→ SHORT TASK
Write out the material below again, unchanged.

[Records from a data collection]
[BEGIN]

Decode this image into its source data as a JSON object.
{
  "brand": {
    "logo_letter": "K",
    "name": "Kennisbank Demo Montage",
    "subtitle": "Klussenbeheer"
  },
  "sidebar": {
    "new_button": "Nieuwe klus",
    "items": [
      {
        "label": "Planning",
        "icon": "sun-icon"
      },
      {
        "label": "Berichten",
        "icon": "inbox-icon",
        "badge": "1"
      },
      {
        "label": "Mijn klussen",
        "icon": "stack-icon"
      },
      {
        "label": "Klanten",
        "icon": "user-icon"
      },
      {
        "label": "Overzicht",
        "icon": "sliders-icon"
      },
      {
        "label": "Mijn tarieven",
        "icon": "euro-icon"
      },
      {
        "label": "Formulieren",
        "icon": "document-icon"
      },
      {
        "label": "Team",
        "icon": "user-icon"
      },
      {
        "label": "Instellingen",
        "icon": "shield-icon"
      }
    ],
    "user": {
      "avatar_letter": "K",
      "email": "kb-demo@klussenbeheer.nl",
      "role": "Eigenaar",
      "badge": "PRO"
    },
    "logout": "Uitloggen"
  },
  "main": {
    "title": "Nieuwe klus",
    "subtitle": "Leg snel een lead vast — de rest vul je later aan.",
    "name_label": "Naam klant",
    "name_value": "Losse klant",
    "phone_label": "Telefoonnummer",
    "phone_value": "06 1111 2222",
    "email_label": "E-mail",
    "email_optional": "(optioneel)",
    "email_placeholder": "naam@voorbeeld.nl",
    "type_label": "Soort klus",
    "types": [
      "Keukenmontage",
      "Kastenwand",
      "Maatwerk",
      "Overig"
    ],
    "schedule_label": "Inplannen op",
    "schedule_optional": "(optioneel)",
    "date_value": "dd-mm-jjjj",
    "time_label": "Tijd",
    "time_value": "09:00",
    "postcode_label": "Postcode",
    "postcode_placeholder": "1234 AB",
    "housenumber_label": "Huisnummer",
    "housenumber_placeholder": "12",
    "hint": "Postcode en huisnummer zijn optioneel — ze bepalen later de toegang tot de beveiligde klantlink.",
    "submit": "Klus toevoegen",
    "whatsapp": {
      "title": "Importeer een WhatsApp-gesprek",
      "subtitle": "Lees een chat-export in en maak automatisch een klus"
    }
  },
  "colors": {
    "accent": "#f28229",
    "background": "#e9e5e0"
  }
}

[END]

→ ANSWER TO THIS TASK
Decode this image into its source data as a JSON object.
{
  "brand": {
    "logo_letter": "K",
    "name": "Kennisbank Demo Montage",
    "subtitle": "Klussenbeheer"
  },
  "sidebar": {
    "new_button": "Nieuwe klus",
    "items": [
      {
        "label": "Planning",
        "icon": "sun-icon"
      },
      {
        "label": "Berichten",
        "icon": "inbox-icon",
        "badge": "1"
      },
      {
        "label": "Mijn klussen",
        "icon": "stack-icon"
      },
      {
        "label": "Klanten",
        "icon": "user-icon"
      },
      {
        "label": "Overzicht",
        "icon": "sliders-icon"
      },
      {
        "label": "Mijn tarieven",
        "icon": "euro-icon"
      },
      {
        "label": "Formulieren",
        "icon": "document-icon"
      },
      {
        "label": "Team",
        "icon": "user-icon"
      },
      {
        "label": "Instellingen",
        "icon": "shield-icon"
      }
    ],
    "user": {
      "avatar_letter": "K",
      "email": "kb-demo@klussenbeheer.nl",
      "role": "Eigenaar",
      "badge": "PRO"
    },
    "logout": "Uitloggen"
  },
  "main": {
    "title": "Nieuwe klus",
    "subtitle": "Leg snel een lead vast — de rest vul je later aan.",
    "name_label": "Naam klant",
    "name_value": "Losse klant",
    "phone_label": "Telefoonnummer",
    "phone_value": "06 1111 2222",
    "email_label": "E-mail",
    "email_optional": "(optioneel)",
    "email_placeholder": "naam@voorbeeld.nl",
    "type_label": "Soort klus",
    "types": [
      "Keukenmontage",
      "Kastenwand",
      "Maatwerk",
      "Overig"
    ],
    "schedule_label": "Inplannen op",
    "schedule_optional": "(optioneel)",
    "date_value": "dd-mm-jjjj",
    "time_label": "Tijd",
    "time_value": "09:00",
    "postcode_label": "Postcode",
    "postcode_placeholder": "1234 AB",
    "housenumber_label": "Huisnummer",
    "housenumber_placeholder": "12",
    "hint": "Postcode en huisnummer zijn optioneel — ze bepalen later de toegang tot de beveiligde klantlink.",
    "submit": "Klus toevoegen",
    "whatsapp": {
      "title": "Importeer een WhatsApp-gesprek",
      "subtitle": "Lees een chat-export in en maak automatisch een klus"
    }
  },
  "colors": {
    "accent": "#f28229",
    "background": "#e9e5e0"
  }
}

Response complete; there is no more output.